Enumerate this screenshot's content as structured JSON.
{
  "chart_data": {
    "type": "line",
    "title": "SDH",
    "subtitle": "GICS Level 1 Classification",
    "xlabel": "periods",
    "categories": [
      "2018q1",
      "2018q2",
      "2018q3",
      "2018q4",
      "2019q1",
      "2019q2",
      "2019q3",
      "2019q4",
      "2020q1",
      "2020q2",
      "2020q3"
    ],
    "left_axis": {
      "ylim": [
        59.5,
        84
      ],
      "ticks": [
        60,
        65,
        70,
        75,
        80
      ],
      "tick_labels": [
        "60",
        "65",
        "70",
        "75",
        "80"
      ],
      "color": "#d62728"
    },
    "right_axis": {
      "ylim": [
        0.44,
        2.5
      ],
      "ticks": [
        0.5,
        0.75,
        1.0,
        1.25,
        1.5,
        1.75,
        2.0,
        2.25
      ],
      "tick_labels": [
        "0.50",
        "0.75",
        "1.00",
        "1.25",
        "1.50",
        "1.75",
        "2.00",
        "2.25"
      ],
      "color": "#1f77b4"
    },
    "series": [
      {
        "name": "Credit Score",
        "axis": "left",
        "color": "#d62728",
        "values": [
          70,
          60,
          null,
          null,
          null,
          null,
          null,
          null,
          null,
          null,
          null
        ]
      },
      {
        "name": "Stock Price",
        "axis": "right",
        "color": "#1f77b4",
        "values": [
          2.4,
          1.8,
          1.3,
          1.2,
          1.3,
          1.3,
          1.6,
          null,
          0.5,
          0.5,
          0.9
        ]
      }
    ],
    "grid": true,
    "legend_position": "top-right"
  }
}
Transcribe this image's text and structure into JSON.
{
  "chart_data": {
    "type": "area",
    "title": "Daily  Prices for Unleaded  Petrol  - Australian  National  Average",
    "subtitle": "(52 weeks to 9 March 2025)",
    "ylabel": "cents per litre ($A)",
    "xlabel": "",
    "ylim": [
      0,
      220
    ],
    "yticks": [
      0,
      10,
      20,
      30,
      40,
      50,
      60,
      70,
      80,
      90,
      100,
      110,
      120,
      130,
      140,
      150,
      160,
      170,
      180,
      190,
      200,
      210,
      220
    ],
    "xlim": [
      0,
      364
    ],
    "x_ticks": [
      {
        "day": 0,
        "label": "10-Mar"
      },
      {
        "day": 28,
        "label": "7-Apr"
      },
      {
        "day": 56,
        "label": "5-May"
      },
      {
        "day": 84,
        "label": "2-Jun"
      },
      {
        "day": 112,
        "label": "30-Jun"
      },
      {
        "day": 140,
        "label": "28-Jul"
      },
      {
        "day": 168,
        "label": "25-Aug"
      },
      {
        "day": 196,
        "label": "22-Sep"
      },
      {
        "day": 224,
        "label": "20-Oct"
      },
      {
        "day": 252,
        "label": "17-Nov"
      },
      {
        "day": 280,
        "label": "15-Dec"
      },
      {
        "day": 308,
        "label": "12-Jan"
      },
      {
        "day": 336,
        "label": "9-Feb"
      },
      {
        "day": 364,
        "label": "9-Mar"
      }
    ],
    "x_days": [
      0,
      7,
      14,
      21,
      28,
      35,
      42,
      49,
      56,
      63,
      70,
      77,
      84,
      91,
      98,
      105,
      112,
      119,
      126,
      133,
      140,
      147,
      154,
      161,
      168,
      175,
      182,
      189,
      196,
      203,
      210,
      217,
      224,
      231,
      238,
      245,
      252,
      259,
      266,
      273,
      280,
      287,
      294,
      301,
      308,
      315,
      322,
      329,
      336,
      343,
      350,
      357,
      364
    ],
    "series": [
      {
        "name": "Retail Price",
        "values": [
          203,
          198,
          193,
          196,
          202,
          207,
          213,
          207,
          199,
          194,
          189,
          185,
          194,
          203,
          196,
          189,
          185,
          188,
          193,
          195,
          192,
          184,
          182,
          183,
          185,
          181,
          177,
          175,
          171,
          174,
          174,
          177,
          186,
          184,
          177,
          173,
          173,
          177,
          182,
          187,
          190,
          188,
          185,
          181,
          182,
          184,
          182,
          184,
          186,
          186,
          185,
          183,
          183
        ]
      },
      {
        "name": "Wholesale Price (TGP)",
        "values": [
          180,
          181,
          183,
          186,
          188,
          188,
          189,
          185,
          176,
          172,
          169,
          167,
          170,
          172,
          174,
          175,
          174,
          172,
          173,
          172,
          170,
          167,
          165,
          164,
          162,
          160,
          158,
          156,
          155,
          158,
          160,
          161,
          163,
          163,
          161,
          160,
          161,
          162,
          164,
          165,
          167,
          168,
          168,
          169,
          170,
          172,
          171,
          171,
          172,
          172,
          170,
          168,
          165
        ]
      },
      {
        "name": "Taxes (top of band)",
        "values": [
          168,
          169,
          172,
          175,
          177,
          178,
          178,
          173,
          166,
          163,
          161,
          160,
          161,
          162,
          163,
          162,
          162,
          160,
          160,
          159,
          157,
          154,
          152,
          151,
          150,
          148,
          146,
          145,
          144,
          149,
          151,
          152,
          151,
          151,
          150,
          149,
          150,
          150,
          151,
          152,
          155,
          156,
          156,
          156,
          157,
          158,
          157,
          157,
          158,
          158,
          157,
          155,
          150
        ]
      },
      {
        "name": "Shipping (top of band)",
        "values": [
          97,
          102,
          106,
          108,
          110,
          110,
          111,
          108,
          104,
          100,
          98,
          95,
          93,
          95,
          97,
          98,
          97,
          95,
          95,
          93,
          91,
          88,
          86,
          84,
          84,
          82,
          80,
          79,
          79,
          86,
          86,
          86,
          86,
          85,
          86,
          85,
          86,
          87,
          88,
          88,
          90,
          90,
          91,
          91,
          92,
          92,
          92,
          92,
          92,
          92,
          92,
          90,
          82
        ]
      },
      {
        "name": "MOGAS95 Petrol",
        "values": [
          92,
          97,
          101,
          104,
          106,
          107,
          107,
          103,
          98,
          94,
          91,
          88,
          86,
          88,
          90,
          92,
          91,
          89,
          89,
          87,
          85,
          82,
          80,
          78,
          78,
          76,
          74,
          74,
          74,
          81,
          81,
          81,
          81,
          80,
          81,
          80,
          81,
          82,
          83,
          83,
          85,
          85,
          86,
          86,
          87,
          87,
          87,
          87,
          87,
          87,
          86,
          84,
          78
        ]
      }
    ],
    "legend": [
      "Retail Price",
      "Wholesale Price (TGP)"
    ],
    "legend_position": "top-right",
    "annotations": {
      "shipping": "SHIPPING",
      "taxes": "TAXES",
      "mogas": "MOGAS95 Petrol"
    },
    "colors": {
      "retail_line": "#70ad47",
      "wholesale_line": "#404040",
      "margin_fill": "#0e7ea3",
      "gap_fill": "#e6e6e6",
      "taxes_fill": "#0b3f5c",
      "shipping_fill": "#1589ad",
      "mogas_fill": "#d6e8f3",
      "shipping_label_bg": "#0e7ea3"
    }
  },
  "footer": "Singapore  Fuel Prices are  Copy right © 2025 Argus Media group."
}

**Task directions:**
Set down all of the entries exactly, please.

**The output:**
Enumerate this screenshot's content as structured JSON.
{
  "chart_data": {
    "type": "line",
    "title": "SDH",
    "subtitle": "GICS Level 1 Classification",
    "xlabel": "periods",
    "categories": [
      "2018q1",
      "2018q2",
      "2018q3",
      "2018q4",
      "2019q1",
      "2019q2",
      "2019q3",
      "2019q4",
      "2020q1",
      "2020q2",
      "2020q3"
    ],
    "left_axis": {
      "ylim": [
        59.5,
        84
      ],
      "ticks": [
        60,
        65,
        70,
        75,
        80
      ],
      "tick_labels": [
        "60",
        "65",
        "70",
        "75",
        "80"
      ],
      "color": "#d62728"
    },
    "right_axis": {
      "ylim": [
        0.44,
        2.5
      ],
      "ticks": [
        0.5,
        0.75,
        1.0,
        1.25,
        1.5,
        1.75,
        2.0,
        2.25
      ],
      "tick_labels": [
        "0.50",
        "0.75",
        "1.00",
        "1.25",
        "1.50",
        "1.75",
        "2.00",
        "2.25"
      ],
      "color": "#1f77b4"
    },
    "series": [
      {
        "name": "Credit Score",
        "axis": "left",
        "color": "#d62728",
        "values": [
          70,
          60,
          null,
          null,
          null,
          null,
          null,
          null,
          null,
          null,
          null
        ]
      },
      {
        "name": "Stock Price",
        "axis": "right",
        "color": "#1f77b4",
        "values": [
          2.4,
          1.8,
          1.3,
          1.2,
          1.3,
          1.3,
          1.6,
          null,
          0.5,
          0.5,
          0.9
        ]
      }
    ],
    "grid": true,
    "legend_position": "top-right"
  }
}
Transcribe this image's text and structure into JSON.
{
  "chart_data": {
    "type": "area",
    "title": "Daily  Prices for Unleaded  Petrol  - Australian  National  Average",
    "subtitle": "(52 weeks to 9 March 2025)",
    "ylabel": "cents per litre ($A)",
    "xlabel": "",
    "ylim": [
      0,
      220
    ],
    "yticks": [
      0,
      10,
      20,
      30,
      40,
      50,
      60,
      70,
      80,
      90,
      100,
      110,
      120,
      130,
      140,
      150,
      160,
      170,
      180,
      190,
      200,
      210,
      220
    ],
    "xlim": [
      0,
      364
    ],
    "x_ticks": [
      {
        "day": 0,
        "label": "10-Mar"
      },
      {
        "day": 28,
        "label": "7-Apr"
      },
      {
        "day": 56,
        "label": "5-May"
      },
      {
        "day": 84,
        "label": "2-Jun"
      },
      {
        "day": 112,
        "label": "30-Jun"
      },
      {
        "day": 140,
        "label": "28-Jul"
      },
      {
        "day": 168,
        "label": "25-Aug"
      },
      {
        "day": 196,
        "label": "22-Sep"
      },
      {
        "day": 224,
        "label": "20-Oct"
      },
      {
        "day": 252,
        "label": "17-Nov"
      },
      {
        "day": 280,
        "label": "15-Dec"
      },
      {
        "day": 308,
        "label": "12-Jan"
      },
      {
        "day": 336,
        "label": "9-Feb"
      },
      {
        "day": 364,
        "label": "9-Mar"
      }
    ],
    "x_days": [
      0,
      7,
      14,
      21,
      28,
      35,
      42,
      49,
      56,
      63,
      70,
      77,
      84,
      91,
      98,
      105,
      112,
      119,
      126,
      133,
      140,
      147,
      154,
      161,
      168,
      175,
      182,
      189,
      196,
      203,
      210,
      217,
      224,
      231,
      238,
      245,
      252,
      259,
      266,
      273,
      280,
      287,
      294,
      301,
      308,
      315,
      322,
      329,
      336,
      343,
      350,
      357,
      364
    ],
    "series": [
      {
        "name": "Retail Price",
        "values": [
          203,
          198,
          193,
          196,
          202,
          207,
          213,
          207,
          199,
          194,
          189,
          185,
          194,
          203,
          196,
          189,
          185,
          188,
          193,
          195,
          192,
          184,
          182,
          183,
          185,
          181,
          177,
          175,
          171,
          174,
          174,
          177,
          186,
          184,
          177,
          173,
          173,
          177,
          182,
          187,
          190,
          188,
          185,
          181,
          182,
          184,
          182,
          184,
          186,
          186,
          185,
          183,
          183
        ]
      },
      {
        "name": "Wholesale Price (TGP)",
        "values": [
          180,
          181,
          183,
          186,
          188,
          188,
          189,
          185,
          176,
          172,
          169,
          167,
          170,
          172,
          174,
          175,
          174,
          172,
          173,
          172,
          170,
          167,
          165,
          164,
          162,
          160,
          158,
          156,
          155,
          158,
          160,
          161,
          163,
          163,
          161,
          160,
          161,
          162,
          164,
          165,
          167,
          168,
          168,
          169,
          170,
          172,
          171,
          171,
          172,
          172,
          170,
          168,
          165
        ]
      },
      {
        "name": "Taxes (top of band)",
        "values": [
          168,
          169,
          172,
          175,
          177,
          178,
          178,
          173,
          166,
          163,
          161,
          160,
          161,
          162,
          163,
          162,
          162,
          160,
          160,
          159,
          157,
          154,
          152,
          151,
          150,
          148,
          146,
          145,
          144,
          149,
          151,
          152,
          151,
          151,
          150,
          149,
          150,
          150,
          151,
          152,
          155,
          156,
          156,
          156,
          157,
          158,
          157,
          157,
          158,
          158,
          157,
          155,
          150
        ]
      },
      {
        "name": "Shipping (top of band)",
        "values": [
          97,
          102,
          106,
          108,
          110,
          110,
          111,
          108,
          104,
          100,
          98,
          95,
          93,
          95,
          97,
          98,
          97,
          95,
          95,
          93,
          91,
          88,
          86,
          84,
          84,
          82,
          80,
          79,
          79,
          86,
          86,
          86,
          86,
          85,
          86,
          85,
          86,
          87,
          88,
          88,
          90,
          90,
          91,
          91,
          92,
          92,
          92,
          92,
          92,
          92,
          92,
          90,
          82
        ]
      },
      {
        "name": "MOGAS95 Petrol",
        "values": [
          92,
          97,
          101,
          104,
          106,
          107,
          107,
          103,
          98,
          94,
          91,
          88,
          86,
          88,
          90,
          92,
          91,
          89,
          89,
          87,
          85,
          82,
          80,
          78,
          78,
          76,
          74,
          74,
          74,
          81,
          81,
          81,
          81,
          80,
          81,
          80,
          81,
          82,
          83,
          83,
          85,
          85,
          86,
          86,
          87,
          87,
          87,
          87,
          87,
          87,
          86,
          84,
          78
        ]
      }
    ],
    "legend": [
      "Retail Price",
      "Wholesale Price (TGP)"
    ],
    "legend_position": "top-right",
    "annotations": {
      "shipping": "SHIPPING",
      "taxes": "TAXES",
      "mogas": "MOGAS95 Petrol"
    },
    "colors": {
      "retail_line": "#70ad47",
      "wholesale_line": "#404040",
      "margin_fill": "#0e7ea3",
      "gap_fill": "#e6e6e6",
      "taxes_fill": "#0b3f5c",
      "shipping_fill": "#1589ad",
      "mogas_fill": "#d6e8f3",
      "shipping_label_bg": "#0e7ea3"
    }
  },
  "footer": "Singapore  Fuel Prices are  Copy right © 2025 Argus Media group."
}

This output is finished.